**Exercise:** Leaving out the pictures, retype all the material exactly.

--- Start Given records ---

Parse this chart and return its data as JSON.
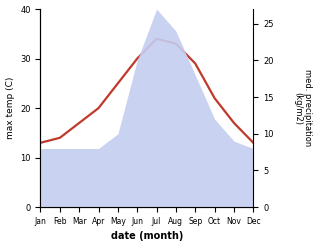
{
  "months": [
    "Jan",
    "Feb",
    "Mar",
    "Apr",
    "May",
    "Jun",
    "Jul",
    "Aug",
    "Sep",
    "Oct",
    "Nov",
    "Dec"
  ],
  "temp": [
    13,
    14,
    17,
    20,
    25,
    30,
    34,
    33,
    29,
    22,
    17,
    13
  ],
  "precip": [
    8,
    8,
    8,
    8,
    10,
    20,
    27,
    24,
    18,
    12,
    9,
    8
  ],
  "temp_color": "#c0392b",
  "precip_color": "#c5cef0",
  "xlabel": "date (month)",
  "ylabel_left": "max temp (C)",
  "ylabel_right": "med. precipitation\n(kg/m2)",
  "ylim_left": [
    0,
    40
  ],
  "ylim_right": [
    0,
    27
  ],
  "yticks_left": [
    0,
    10,
    20,
    30,
    40
  ],
  "yticks_right": [
    0,
    5,
    10,
    15,
    20,
    25
  ],
  "bg_color": "#ffffff",
  "line_width": 1.6
}
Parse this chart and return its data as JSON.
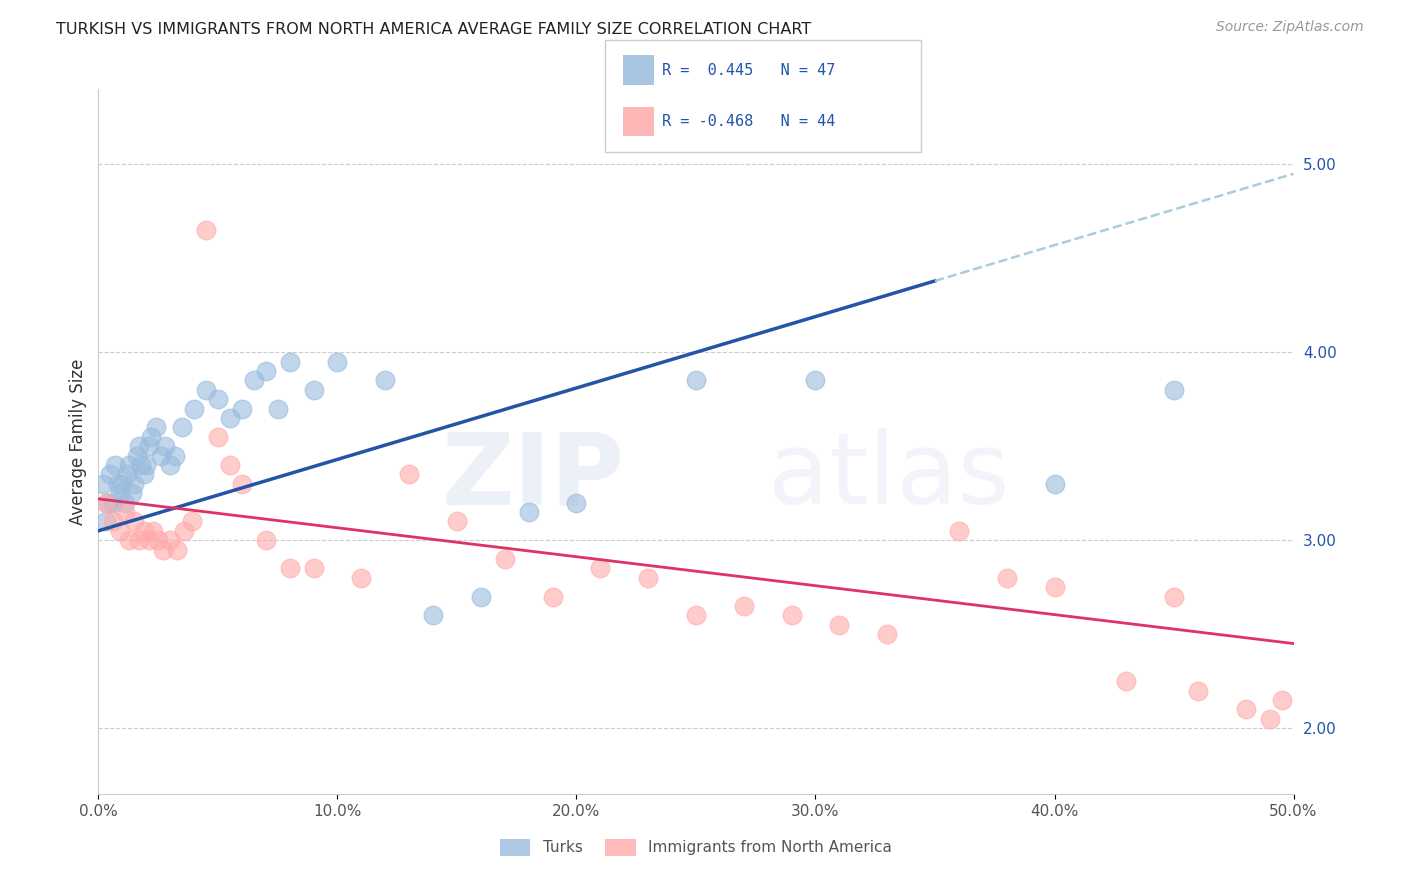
{
  "title": "TURKISH VS IMMIGRANTS FROM NORTH AMERICA AVERAGE FAMILY SIZE CORRELATION CHART",
  "source": "Source: ZipAtlas.com",
  "ylabel": "Average Family Size",
  "right_yticks": [
    2.0,
    3.0,
    4.0,
    5.0
  ],
  "legend_label_blue": "Turks",
  "legend_label_pink": "Immigrants from North America",
  "blue_color": "#99BBDD",
  "pink_color": "#FFAAAA",
  "trend_blue_color": "#2255AA",
  "trend_pink_color": "#DD3366",
  "trend_dash_color": "#AACCDD",
  "blue_r": "R =  0.445",
  "blue_n": "N = 47",
  "pink_r": "R = -0.468",
  "pink_n": "N = 44",
  "turks_x": [
    0.2,
    0.3,
    0.4,
    0.5,
    0.6,
    0.7,
    0.8,
    0.9,
    1.0,
    1.1,
    1.2,
    1.3,
    1.4,
    1.5,
    1.6,
    1.7,
    1.8,
    1.9,
    2.0,
    2.1,
    2.2,
    2.4,
    2.6,
    2.8,
    3.0,
    3.2,
    3.5,
    4.0,
    4.5,
    5.0,
    5.5,
    6.0,
    6.5,
    7.0,
    7.5,
    8.0,
    9.0,
    10.0,
    12.0,
    14.0,
    16.0,
    18.0,
    20.0,
    25.0,
    30.0,
    40.0,
    45.0
  ],
  "turks_y": [
    3.3,
    3.1,
    3.2,
    3.35,
    3.2,
    3.4,
    3.3,
    3.25,
    3.3,
    3.2,
    3.35,
    3.4,
    3.25,
    3.3,
    3.45,
    3.5,
    3.4,
    3.35,
    3.4,
    3.5,
    3.55,
    3.6,
    3.45,
    3.5,
    3.4,
    3.45,
    3.6,
    3.7,
    3.8,
    3.75,
    3.65,
    3.7,
    3.85,
    3.9,
    3.7,
    3.95,
    3.8,
    3.95,
    3.85,
    2.6,
    2.7,
    3.15,
    3.2,
    3.85,
    3.85,
    3.3,
    3.8
  ],
  "immigrants_x": [
    0.3,
    0.6,
    0.9,
    1.1,
    1.3,
    1.5,
    1.7,
    1.9,
    2.1,
    2.3,
    2.5,
    2.7,
    3.0,
    3.3,
    3.6,
    3.9,
    4.5,
    5.0,
    5.5,
    6.0,
    7.0,
    8.0,
    9.0,
    11.0,
    13.0,
    15.0,
    17.0,
    19.0,
    21.0,
    23.0,
    25.0,
    27.0,
    29.0,
    31.0,
    33.0,
    36.0,
    38.0,
    40.0,
    43.0,
    45.0,
    46.0,
    48.0,
    49.0,
    49.5
  ],
  "immigrants_y": [
    3.2,
    3.1,
    3.05,
    3.15,
    3.0,
    3.1,
    3.0,
    3.05,
    3.0,
    3.05,
    3.0,
    2.95,
    3.0,
    2.95,
    3.05,
    3.1,
    4.65,
    3.55,
    3.4,
    3.3,
    3.0,
    2.85,
    2.85,
    2.8,
    3.35,
    3.1,
    2.9,
    2.7,
    2.85,
    2.8,
    2.6,
    2.65,
    2.6,
    2.55,
    2.5,
    3.05,
    2.8,
    2.75,
    2.25,
    2.7,
    2.2,
    2.1,
    2.05,
    2.15
  ],
  "xlim": [
    0,
    50
  ],
  "ylim": [
    1.65,
    5.4
  ],
  "blue_line_x0": 0,
  "blue_line_y0": 3.05,
  "blue_line_x1": 50,
  "blue_line_y1": 4.95,
  "blue_solid_end_x": 35,
  "pink_line_x0": 0,
  "pink_line_y0": 3.22,
  "pink_line_x1": 50,
  "pink_line_y1": 2.45
}
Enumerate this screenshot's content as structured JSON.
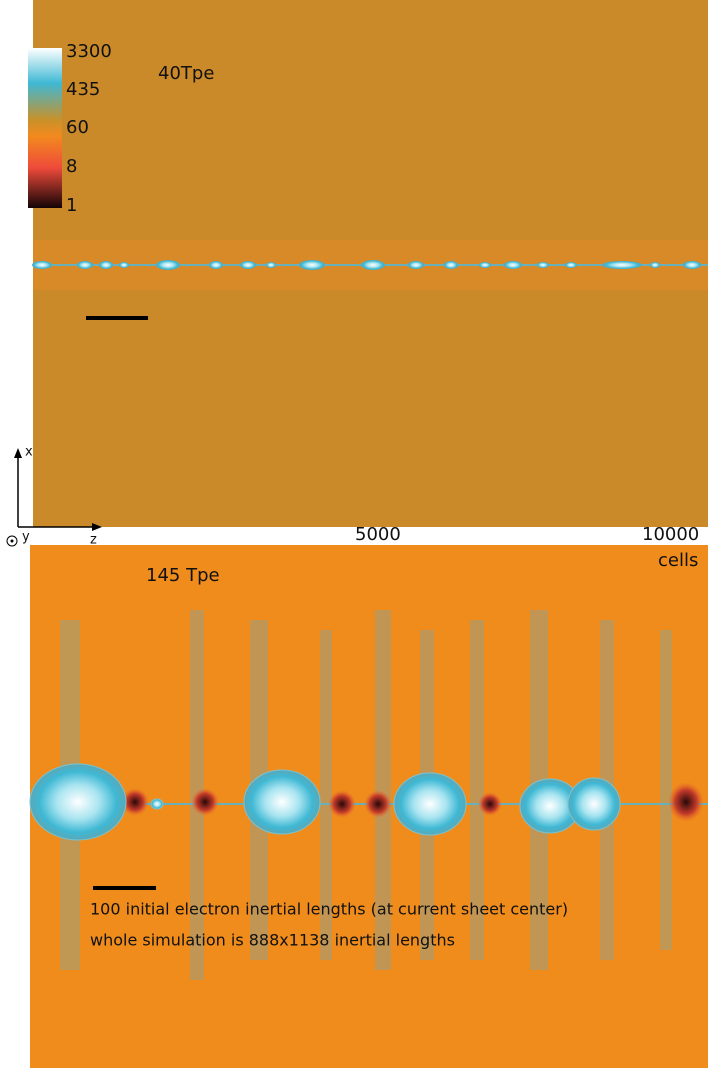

--- End Given records ---

**Exercise result:**
Parse this chart and return its data as JSON.
{
  "months": [
    "Jan",
    "Feb",
    "Mar",
    "Apr",
    "May",
    "Jun",
    "Jul",
    "Aug",
    "Sep",
    "Oct",
    "Nov",
    "Dec"
  ],
  "temp": [
    13,
    14,
    17,
    20,
    25,
    30,
    34,
    33,
    29,
    22,
    17,
    13
  ],
  "precip": [
    8,
    8,
    8,
    8,
    10,
    20,
    27,
    24,
    18,
    12,
    9,
    8
  ],
  "temp_color": "#c0392b",
  "precip_color": "#c5cef0",
  "xlabel": "date (month)",
  "ylabel_left": "max temp (C)",
  "ylabel_right": "med. precipitation\n(kg/m2)",
  "ylim_left": [
    0,
    40
  ],
  "ylim_right": [
    0,
    27
  ],
  "yticks_left": [
    0,
    10,
    20,
    30,
    40
  ],
  "yticks_right": [
    0,
    5,
    10,
    15,
    20,
    25
  ],
  "bg_color": "#ffffff",
  "line_width": 1.6
}
Parse this chart and return its data as JSON.
{
  "title": "TURKISH VS IMMIGRANTS FROM NORTH AMERICA AVERAGE FAMILY SIZE CORRELATION CHART",
  "source": "Source: ZipAtlas.com",
  "ylabel": "Average Family Size",
  "right_yticks": [
    2.0,
    3.0,
    4.0,
    5.0
  ],
  "legend_label_blue": "Turks",
  "legend_label_pink": "Immigrants from North America",
  "blue_color": "#99BBDD",
  "pink_color": "#FFAAAA",
  "trend_blue_color": "#2255AA",
  "trend_pink_color": "#DD3366",
  "trend_dash_color": "#AACCDD",
  "blue_r": "R =  0.445",
  "blue_n": "N = 47",
  "pink_r": "R = -0.468",
  "pink_n": "N = 44",
  "turks_x": [
    0.2,
    0.3,
    0.4,
    0.5,
    0.6,
    0.7,
    0.8,
    0.9,
    1.0,
    1.1,
    1.2,
    1.3,
    1.4,
    1.5,
    1.6,
    1.7,
    1.8,
    1.9,
    2.0,
    2.1,
    2.2,
    2.4,
    2.6,
    2.8,
    3.0,
    3.2,
    3.5,
    4.0,
    4.5,
    5.0,
    5.5,
    6.0,
    6.5,
    7.0,
    7.5,
    8.0,
    9.0,
    10.0,
    12.0,
    14.0,
    16.0,
    18.0,
    20.0,
    25.0,
    30.0,
    40.0,
    45.0
  ],
  "turks_y": [
    3.3,
    3.1,
    3.2,
    3.35,
    3.2,
    3.4,
    3.3,
    3.25,
    3.3,
    3.2,
    3.35,
    3.4,
    3.25,
    3.3,
    3.45,
    3.5,
    3.4,
    3.35,
    3.4,
    3.5,
    3.55,
    3.6,
    3.45,
    3.5,
    3.4,
    3.45,
    3.6,
    3.7,
    3.8,
    3.75,
    3.65,
    3.7,
    3.85,
    3.9,
    3.7,
    3.95,
    3.8,
    3.95,
    3.85,
    2.6,
    2.7,
    3.15,
    3.2,
    3.85,
    3.85,
    3.3,
    3.8
  ],
  "immigrants_x": [
    0.3,
    0.6,
    0.9,
    1.1,
    1.3,
    1.5,
    1.7,
    1.9,
    2.1,
    2.3,
    2.5,
    2.7,
    3.0,
    3.3,
    3.6,
    3.9,
    4.5,
    5.0,
    5.5,
    6.0,
    7.0,
    8.0,
    9.0,
    11.0,
    13.0,
    15.0,
    17.0,
    19.0,
    21.0,
    23.0,
    25.0,
    27.0,
    29.0,
    31.0,
    33.0,
    36.0,
    38.0,
    40.0,
    43.0,
    45.0,
    46.0,
    48.0,
    49.0,
    49.5
  ],
  "immigrants_y": [
    3.2,
    3.1,
    3.05,
    3.15,
    3.0,
    3.1,
    3.0,
    3.05,
    3.0,
    3.05,
    3.0,
    2.95,
    3.0,
    2.95,
    3.05,
    3.1,
    4.65,
    3.55,
    3.4,
    3.3,
    3.0,
    2.85,
    2.85,
    2.8,
    3.35,
    3.1,
    2.9,
    2.7,
    2.85,
    2.8,
    2.6,
    2.65,
    2.6,
    2.55,
    2.5,
    3.05,
    2.8,
    2.75,
    2.25,
    2.7,
    2.2,
    2.1,
    2.05,
    2.15
  ],
  "xlim": [
    0,
    50
  ],
  "ylim": [
    1.65,
    5.4
  ],
  "blue_line_x0": 0,
  "blue_line_y0": 3.05,
  "blue_line_x1": 50,
  "blue_line_y1": 4.95,
  "blue_solid_end_x": 35,
  "pink_line_x0": 0,
  "pink_line_y0": 3.22,
  "pink_line_x1": 50,
  "pink_line_y1": 2.45
}
Enumerate this screenshot's content as structured JSON.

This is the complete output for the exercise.